>>>
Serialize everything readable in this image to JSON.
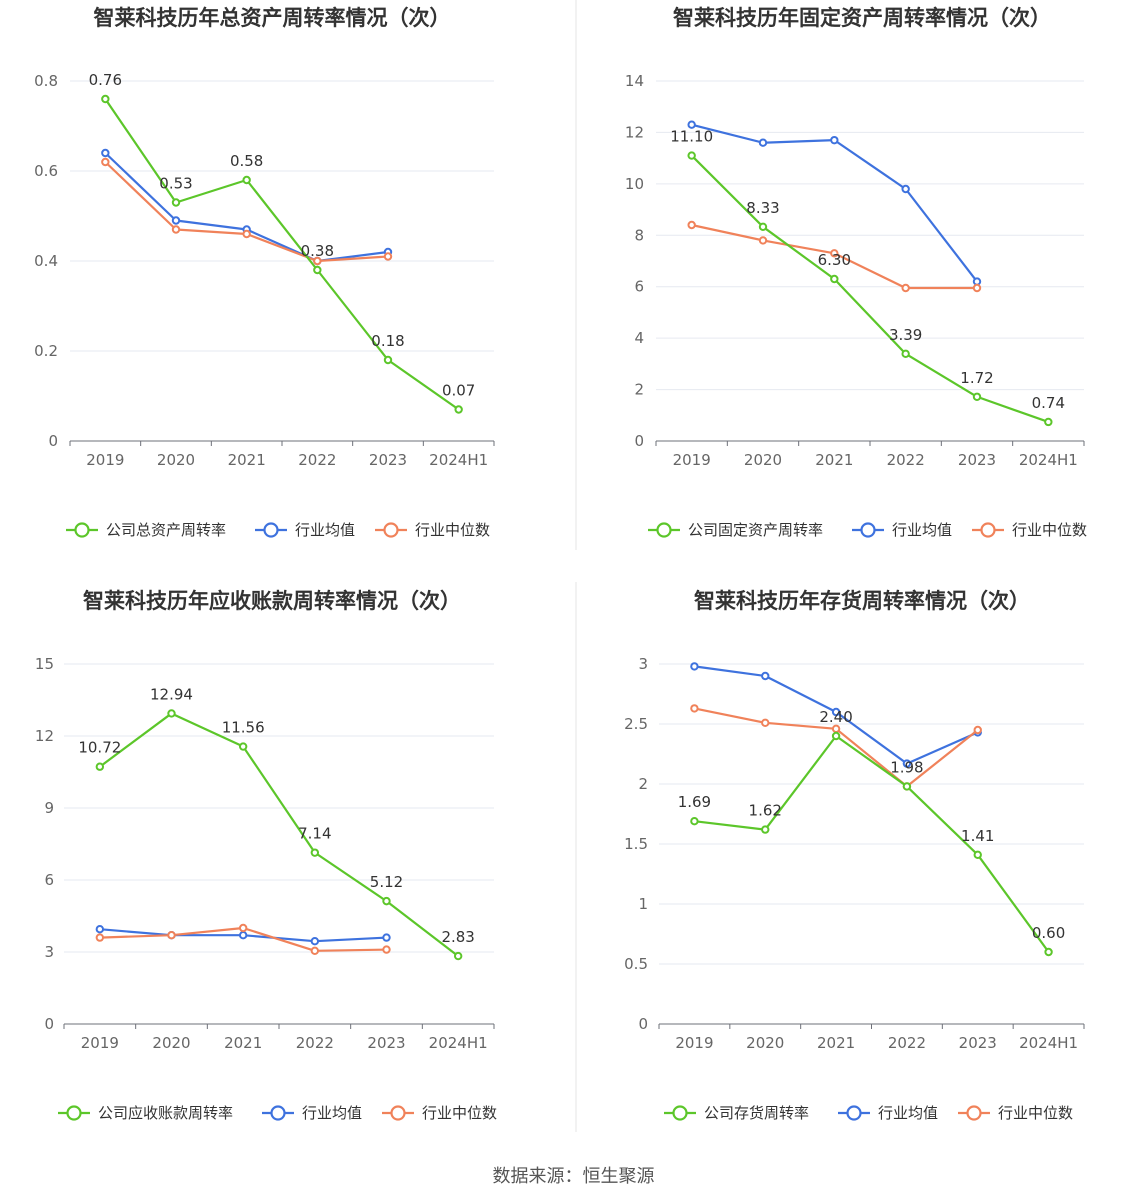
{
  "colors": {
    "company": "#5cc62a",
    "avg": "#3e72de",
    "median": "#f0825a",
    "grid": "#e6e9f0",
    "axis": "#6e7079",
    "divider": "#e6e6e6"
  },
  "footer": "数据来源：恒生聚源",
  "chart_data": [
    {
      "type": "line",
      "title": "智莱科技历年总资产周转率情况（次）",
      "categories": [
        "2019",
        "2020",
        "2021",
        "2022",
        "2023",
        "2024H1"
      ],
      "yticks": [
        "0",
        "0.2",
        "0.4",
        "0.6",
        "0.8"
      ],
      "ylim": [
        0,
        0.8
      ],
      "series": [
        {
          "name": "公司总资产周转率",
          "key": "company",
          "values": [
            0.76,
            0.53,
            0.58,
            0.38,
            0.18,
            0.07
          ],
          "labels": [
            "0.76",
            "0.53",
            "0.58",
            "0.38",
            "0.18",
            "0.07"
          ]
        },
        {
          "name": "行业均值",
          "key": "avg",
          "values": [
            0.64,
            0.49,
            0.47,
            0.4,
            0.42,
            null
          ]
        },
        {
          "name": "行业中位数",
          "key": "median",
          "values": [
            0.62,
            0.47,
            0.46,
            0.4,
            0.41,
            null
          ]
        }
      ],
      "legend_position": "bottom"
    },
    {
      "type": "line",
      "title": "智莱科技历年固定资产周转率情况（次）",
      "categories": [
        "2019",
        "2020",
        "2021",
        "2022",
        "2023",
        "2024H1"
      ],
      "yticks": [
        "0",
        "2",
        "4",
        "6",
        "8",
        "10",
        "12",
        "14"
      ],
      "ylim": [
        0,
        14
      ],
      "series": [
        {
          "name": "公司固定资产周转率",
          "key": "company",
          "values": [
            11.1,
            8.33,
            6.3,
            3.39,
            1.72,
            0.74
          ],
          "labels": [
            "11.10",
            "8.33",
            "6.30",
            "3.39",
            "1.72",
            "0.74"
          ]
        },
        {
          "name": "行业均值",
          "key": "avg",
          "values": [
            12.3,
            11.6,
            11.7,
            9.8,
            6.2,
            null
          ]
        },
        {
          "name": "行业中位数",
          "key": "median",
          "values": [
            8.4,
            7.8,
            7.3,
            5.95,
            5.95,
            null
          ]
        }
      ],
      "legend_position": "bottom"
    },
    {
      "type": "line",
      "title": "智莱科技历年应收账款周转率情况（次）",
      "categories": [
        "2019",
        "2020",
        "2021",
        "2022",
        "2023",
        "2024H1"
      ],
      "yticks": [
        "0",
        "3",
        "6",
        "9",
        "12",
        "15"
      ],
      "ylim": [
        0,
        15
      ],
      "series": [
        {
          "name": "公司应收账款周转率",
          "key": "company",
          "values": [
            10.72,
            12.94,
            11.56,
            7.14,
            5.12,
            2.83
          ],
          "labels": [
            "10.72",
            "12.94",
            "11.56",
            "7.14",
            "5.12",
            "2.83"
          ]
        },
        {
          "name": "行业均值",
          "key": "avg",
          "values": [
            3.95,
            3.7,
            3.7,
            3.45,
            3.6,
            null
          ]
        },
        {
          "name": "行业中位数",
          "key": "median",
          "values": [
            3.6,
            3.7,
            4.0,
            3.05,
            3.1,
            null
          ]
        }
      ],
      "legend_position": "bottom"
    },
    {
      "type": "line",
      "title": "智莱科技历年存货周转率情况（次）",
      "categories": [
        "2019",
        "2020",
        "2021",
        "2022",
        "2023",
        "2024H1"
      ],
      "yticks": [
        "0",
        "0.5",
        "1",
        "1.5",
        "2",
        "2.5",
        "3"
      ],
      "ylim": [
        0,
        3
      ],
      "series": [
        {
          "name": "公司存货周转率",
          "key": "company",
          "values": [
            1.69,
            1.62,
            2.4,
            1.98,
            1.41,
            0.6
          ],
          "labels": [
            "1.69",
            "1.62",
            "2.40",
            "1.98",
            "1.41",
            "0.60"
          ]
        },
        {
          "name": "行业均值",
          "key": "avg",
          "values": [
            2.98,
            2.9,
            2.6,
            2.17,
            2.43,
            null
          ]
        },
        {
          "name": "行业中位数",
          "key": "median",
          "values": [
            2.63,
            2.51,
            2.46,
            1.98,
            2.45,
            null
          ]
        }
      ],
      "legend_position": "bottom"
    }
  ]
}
<<<
*Do this*: Your task is to reproduce all of the material exactly. The pictures stay out.

*Expected answer*:
Serialize everything readable in this image to JSON.
{
  "colors": {
    "company": "#5cc62a",
    "avg": "#3e72de",
    "median": "#f0825a",
    "grid": "#e6e9f0",
    "axis": "#6e7079",
    "divider": "#e6e6e6"
  },
  "footer": "数据来源：恒生聚源",
  "chart_data": [
    {
      "type": "line",
      "title": "智莱科技历年总资产周转率情况（次）",
      "categories": [
        "2019",
        "2020",
        "2021",
        "2022",
        "2023",
        "2024H1"
      ],
      "yticks": [
        "0",
        "0.2",
        "0.4",
        "0.6",
        "0.8"
      ],
      "ylim": [
        0,
        0.8
      ],
      "series": [
        {
          "name": "公司总资产周转率",
          "key": "company",
          "values": [
            0.76,
            0.53,
            0.58,
            0.38,
            0.18,
            0.07
          ],
          "labels": [
            "0.76",
            "0.53",
            "0.58",
            "0.38",
            "0.18",
            "0.07"
          ]
        },
        {
          "name": "行业均值",
          "key": "avg",
          "values": [
            0.64,
            0.49,
            0.47,
            0.4,
            0.42,
            null
          ]
        },
        {
          "name": "行业中位数",
          "key": "median",
          "values": [
            0.62,
            0.47,
            0.46,
            0.4,
            0.41,
            null
          ]
        }
      ],
      "legend_position": "bottom"
    },
    {
      "type": "line",
      "title": "智莱科技历年固定资产周转率情况（次）",
      "categories": [
        "2019",
        "2020",
        "2021",
        "2022",
        "2023",
        "2024H1"
      ],
      "yticks": [
        "0",
        "2",
        "4",
        "6",
        "8",
        "10",
        "12",
        "14"
      ],
      "ylim": [
        0,
        14
      ],
      "series": [
        {
          "name": "公司固定资产周转率",
          "key": "company",
          "values": [
            11.1,
            8.33,
            6.3,
            3.39,
            1.72,
            0.74
          ],
          "labels": [
            "11.10",
            "8.33",
            "6.30",
            "3.39",
            "1.72",
            "0.74"
          ]
        },
        {
          "name": "行业均值",
          "key": "avg",
          "values": [
            12.3,
            11.6,
            11.7,
            9.8,
            6.2,
            null
          ]
        },
        {
          "name": "行业中位数",
          "key": "median",
          "values": [
            8.4,
            7.8,
            7.3,
            5.95,
            5.95,
            null
          ]
        }
      ],
      "legend_position": "bottom"
    },
    {
      "type": "line",
      "title": "智莱科技历年应收账款周转率情况（次）",
      "categories": [
        "2019",
        "2020",
        "2021",
        "2022",
        "2023",
        "2024H1"
      ],
      "yticks": [
        "0",
        "3",
        "6",
        "9",
        "12",
        "15"
      ],
      "ylim": [
        0,
        15
      ],
      "series": [
        {
          "name": "公司应收账款周转率",
          "key": "company",
          "values": [
            10.72,
            12.94,
            11.56,
            7.14,
            5.12,
            2.83
          ],
          "labels": [
            "10.72",
            "12.94",
            "11.56",
            "7.14",
            "5.12",
            "2.83"
          ]
        },
        {
          "name": "行业均值",
          "key": "avg",
          "values": [
            3.95,
            3.7,
            3.7,
            3.45,
            3.6,
            null
          ]
        },
        {
          "name": "行业中位数",
          "key": "median",
          "values": [
            3.6,
            3.7,
            4.0,
            3.05,
            3.1,
            null
          ]
        }
      ],
      "legend_position": "bottom"
    },
    {
      "type": "line",
      "title": "智莱科技历年存货周转率情况（次）",
      "categories": [
        "2019",
        "2020",
        "2021",
        "2022",
        "2023",
        "2024H1"
      ],
      "yticks": [
        "0",
        "0.5",
        "1",
        "1.5",
        "2",
        "2.5",
        "3"
      ],
      "ylim": [
        0,
        3
      ],
      "series": [
        {
          "name": "公司存货周转率",
          "key": "company",
          "values": [
            1.69,
            1.62,
            2.4,
            1.98,
            1.41,
            0.6
          ],
          "labels": [
            "1.69",
            "1.62",
            "2.40",
            "1.98",
            "1.41",
            "0.60"
          ]
        },
        {
          "name": "行业均值",
          "key": "avg",
          "values": [
            2.98,
            2.9,
            2.6,
            2.17,
            2.43,
            null
          ]
        },
        {
          "name": "行业中位数",
          "key": "median",
          "values": [
            2.63,
            2.51,
            2.46,
            1.98,
            2.45,
            null
          ]
        }
      ],
      "legend_position": "bottom"
    }
  ]
}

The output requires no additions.